◆ Work required
Only the pictures are to be left out; set down the rest of the records exactly.

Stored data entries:
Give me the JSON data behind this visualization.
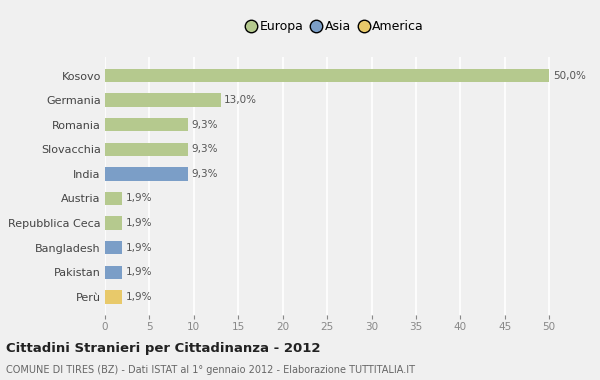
{
  "categories": [
    "Kosovo",
    "Germania",
    "Romania",
    "Slovacchia",
    "India",
    "Austria",
    "Repubblica Ceca",
    "Bangladesh",
    "Pakistan",
    "Perù"
  ],
  "values": [
    50.0,
    13.0,
    9.3,
    9.3,
    9.3,
    1.9,
    1.9,
    1.9,
    1.9,
    1.9
  ],
  "labels": [
    "50,0%",
    "13,0%",
    "9,3%",
    "9,3%",
    "9,3%",
    "1,9%",
    "1,9%",
    "1,9%",
    "1,9%",
    "1,9%"
  ],
  "colors": [
    "#b5c98e",
    "#b5c98e",
    "#b5c98e",
    "#b5c98e",
    "#7b9ec7",
    "#b5c98e",
    "#b5c98e",
    "#7b9ec7",
    "#7b9ec7",
    "#e8c96a"
  ],
  "legend_labels": [
    "Europa",
    "Asia",
    "America"
  ],
  "legend_colors": [
    "#b5c98e",
    "#7b9ec7",
    "#e8c96a"
  ],
  "title": "Cittadini Stranieri per Cittadinanza - 2012",
  "subtitle": "COMUNE DI TIRES (BZ) - Dati ISTAT al 1° gennaio 2012 - Elaborazione TUTTITALIA.IT",
  "xlim": [
    0,
    52
  ],
  "xticks": [
    0,
    5,
    10,
    15,
    20,
    25,
    30,
    35,
    40,
    45,
    50
  ],
  "background_color": "#f0f0f0",
  "grid_color": "#ffffff",
  "bar_height": 0.55
}
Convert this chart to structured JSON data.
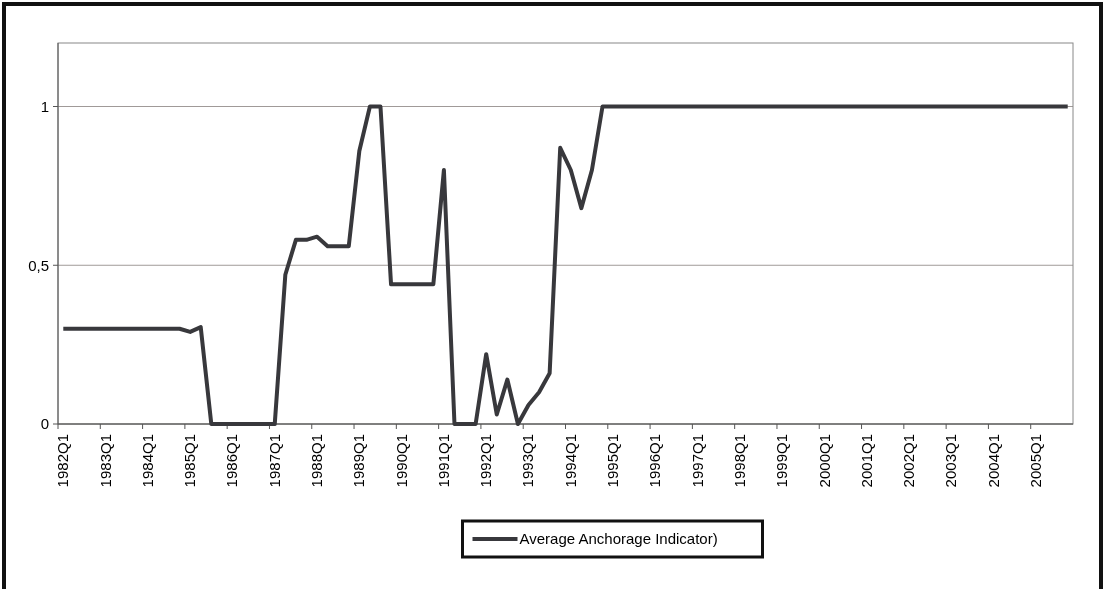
{
  "chart_data": {
    "type": "line",
    "categories": [
      "1982Q1",
      null,
      null,
      null,
      "1983Q1",
      null,
      null,
      null,
      "1984Q1",
      null,
      null,
      null,
      "1985Q1",
      null,
      null,
      null,
      "1986Q1",
      null,
      null,
      null,
      "1987Q1",
      null,
      null,
      null,
      "1988Q1",
      null,
      null,
      null,
      "1989Q1",
      null,
      null,
      null,
      "1990Q1",
      null,
      null,
      null,
      "1991Q1",
      null,
      null,
      null,
      "1992Q1",
      null,
      null,
      null,
      "1993Q1",
      null,
      null,
      null,
      "1994Q1",
      null,
      null,
      null,
      "1995Q1",
      null,
      null,
      null,
      "1996Q1",
      null,
      null,
      null,
      "1997Q1",
      null,
      null,
      null,
      "1998Q1",
      null,
      null,
      null,
      "1999Q1",
      null,
      null,
      null,
      "2000Q1",
      null,
      null,
      null,
      "2001Q1",
      null,
      null,
      null,
      "2002Q1",
      null,
      null,
      null,
      "2003Q1",
      null,
      null,
      null,
      "2004Q1",
      null,
      null,
      null,
      "2005Q1",
      null,
      null,
      null
    ],
    "series": [
      {
        "name": "Average Anchorage Indicator)",
        "color": "#38383c",
        "values": [
          0.3,
          0.3,
          0.3,
          0.3,
          0.3,
          0.3,
          0.3,
          0.3,
          0.3,
          0.3,
          0.3,
          0.3,
          0.29,
          0.305,
          0,
          0,
          0,
          0,
          0,
          0,
          0,
          0.47,
          0.58,
          0.58,
          0.59,
          0.56,
          0.56,
          0.56,
          0.86,
          1,
          1,
          0.44,
          0.44,
          0.44,
          0.44,
          0.44,
          0.8,
          0,
          0,
          0,
          0.22,
          0.03,
          0.14,
          0,
          0.06,
          0.1,
          0.16,
          0.87,
          0.8,
          0.68,
          0.8,
          1,
          1,
          1,
          1,
          1,
          1,
          1,
          1,
          1,
          1,
          1,
          1,
          1,
          1,
          1,
          1,
          1,
          1,
          1,
          1,
          1,
          1,
          1,
          1,
          1,
          1,
          1,
          1,
          1,
          1,
          1,
          1,
          1,
          1,
          1,
          1,
          1,
          1,
          1,
          1,
          1,
          1,
          1,
          1,
          1
        ]
      }
    ],
    "ylim": [
      0,
      1.2
    ],
    "yticks": [
      {
        "value": 0,
        "label": "0"
      },
      {
        "value": 0.5,
        "label": "0,5"
      },
      {
        "value": 1,
        "label": "1"
      }
    ],
    "grid": "y",
    "legend": "bottom",
    "marker": "none",
    "line_style": "solid"
  }
}
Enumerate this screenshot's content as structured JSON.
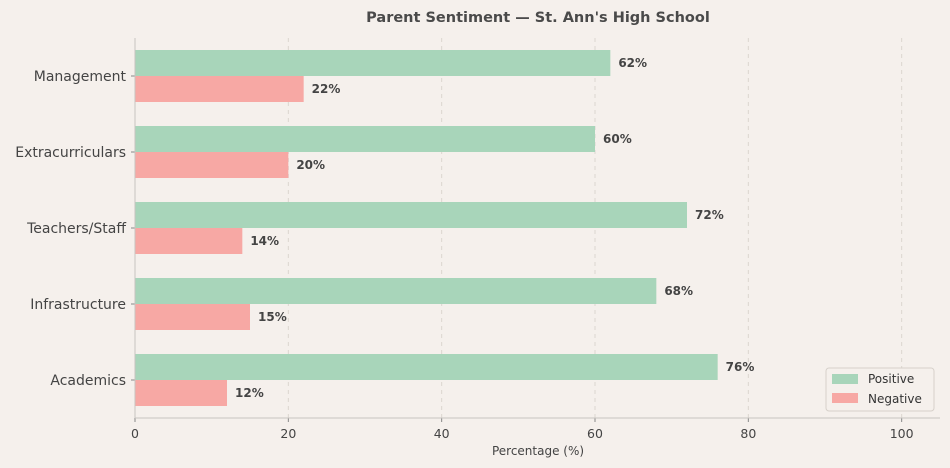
{
  "chart_data": {
    "type": "bar",
    "orientation": "horizontal",
    "title": "Parent Sentiment — St. Ann's High School",
    "xlabel": "Percentage (%)",
    "ylabel": "",
    "xlim": [
      0,
      105
    ],
    "xticks": [
      0,
      20,
      40,
      60,
      80,
      100
    ],
    "categories": [
      "Management",
      "Extracurriculars",
      "Teachers/Staff",
      "Infrastructure",
      "Academics"
    ],
    "series": [
      {
        "name": "Positive",
        "color": "#a8d5ba",
        "values": [
          62,
          60,
          72,
          68,
          76
        ]
      },
      {
        "name": "Negative",
        "color": "#f7a8a4",
        "values": [
          22,
          20,
          14,
          15,
          12
        ]
      }
    ],
    "value_suffix": "%",
    "grid": true,
    "legend_position": "bottom-right"
  }
}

◆ Correct result
Give me the JSON data behind this visualization.
{
  "categories": [
    "Kosovo",
    "Germania",
    "Romania",
    "Slovacchia",
    "India",
    "Austria",
    "Repubblica Ceca",
    "Bangladesh",
    "Pakistan",
    "Perù"
  ],
  "values": [
    50.0,
    13.0,
    9.3,
    9.3,
    9.3,
    1.9,
    1.9,
    1.9,
    1.9,
    1.9
  ],
  "labels": [
    "50,0%",
    "13,0%",
    "9,3%",
    "9,3%",
    "9,3%",
    "1,9%",
    "1,9%",
    "1,9%",
    "1,9%",
    "1,9%"
  ],
  "colors": [
    "#b5c98e",
    "#b5c98e",
    "#b5c98e",
    "#b5c98e",
    "#7b9ec7",
    "#b5c98e",
    "#b5c98e",
    "#7b9ec7",
    "#7b9ec7",
    "#e8c96a"
  ],
  "legend_labels": [
    "Europa",
    "Asia",
    "America"
  ],
  "legend_colors": [
    "#b5c98e",
    "#7b9ec7",
    "#e8c96a"
  ],
  "title": "Cittadini Stranieri per Cittadinanza - 2012",
  "subtitle": "COMUNE DI TIRES (BZ) - Dati ISTAT al 1° gennaio 2012 - Elaborazione TUTTITALIA.IT",
  "xlim": [
    0,
    52
  ],
  "xticks": [
    0,
    5,
    10,
    15,
    20,
    25,
    30,
    35,
    40,
    45,
    50
  ],
  "background_color": "#f0f0f0",
  "grid_color": "#ffffff",
  "bar_height": 0.55
}
Convert this chart to structured JSON data.
{
  "chart_data": {
    "type": "line",
    "categories": [
      "1982Q1",
      null,
      null,
      null,
      "1983Q1",
      null,
      null,
      null,
      "1984Q1",
      null,
      null,
      null,
      "1985Q1",
      null,
      null,
      null,
      "1986Q1",
      null,
      null,
      null,
      "1987Q1",
      null,
      null,
      null,
      "1988Q1",
      null,
      null,
      null,
      "1989Q1",
      null,
      null,
      null,
      "1990Q1",
      null,
      null,
      null,
      "1991Q1",
      null,
      null,
      null,
      "1992Q1",
      null,
      null,
      null,
      "1993Q1",
      null,
      null,
      null,
      "1994Q1",
      null,
      null,
      null,
      "1995Q1",
      null,
      null,
      null,
      "1996Q1",
      null,
      null,
      null,
      "1997Q1",
      null,
      null,
      null,
      "1998Q1",
      null,
      null,
      null,
      "1999Q1",
      null,
      null,
      null,
      "2000Q1",
      null,
      null,
      null,
      "2001Q1",
      null,
      null,
      null,
      "2002Q1",
      null,
      null,
      null,
      "2003Q1",
      null,
      null,
      null,
      "2004Q1",
      null,
      null,
      null,
      "2005Q1",
      null,
      null,
      null
    ],
    "series": [
      {
        "name": "Average Anchorage Indicator)",
        "color": "#38383c",
        "values": [
          0.3,
          0.3,
          0.3,
          0.3,
          0.3,
          0.3,
          0.3,
          0.3,
          0.3,
          0.3,
          0.3,
          0.3,
          0.29,
          0.305,
          0,
          0,
          0,
          0,
          0,
          0,
          0,
          0.47,
          0.58,
          0.58,
          0.59,
          0.56,
          0.56,
          0.56,
          0.86,
          1,
          1,
          0.44,
          0.44,
          0.44,
          0.44,
          0.44,
          0.8,
          0,
          0,
          0,
          0.22,
          0.03,
          0.14,
          0,
          0.06,
          0.1,
          0.16,
          0.87,
          0.8,
          0.68,
          0.8,
          1,
          1,
          1,
          1,
          1,
          1,
          1,
          1,
          1,
          1,
          1,
          1,
          1,
          1,
          1,
          1,
          1,
          1,
          1,
          1,
          1,
          1,
          1,
          1,
          1,
          1,
          1,
          1,
          1,
          1,
          1,
          1,
          1,
          1,
          1,
          1,
          1,
          1,
          1,
          1,
          1,
          1,
          1,
          1,
          1
        ]
      }
    ],
    "ylim": [
      0,
      1.2
    ],
    "yticks": [
      {
        "value": 0,
        "label": "0"
      },
      {
        "value": 0.5,
        "label": "0,5"
      },
      {
        "value": 1,
        "label": "1"
      }
    ],
    "grid": "y",
    "legend": "bottom",
    "marker": "none",
    "line_style": "solid"
  }
}
Enumerate this screenshot's content as structured JSON.
{
  "chart_data": {
    "type": "bar",
    "orientation": "horizontal",
    "title": "Parent Sentiment — St. Ann's High School",
    "xlabel": "Percentage (%)",
    "ylabel": "",
    "xlim": [
      0,
      105
    ],
    "xticks": [
      0,
      20,
      40,
      60,
      80,
      100
    ],
    "categories": [
      "Management",
      "Extracurriculars",
      "Teachers/Staff",
      "Infrastructure",
      "Academics"
    ],
    "series": [
      {
        "name": "Positive",
        "color": "#a8d5ba",
        "values": [
          62,
          60,
          72,
          68,
          76
        ]
      },
      {
        "name": "Negative",
        "color": "#f7a8a4",
        "values": [
          22,
          20,
          14,
          15,
          12
        ]
      }
    ],
    "value_suffix": "%",
    "grid": true,
    "legend_position": "bottom-right"
  }
}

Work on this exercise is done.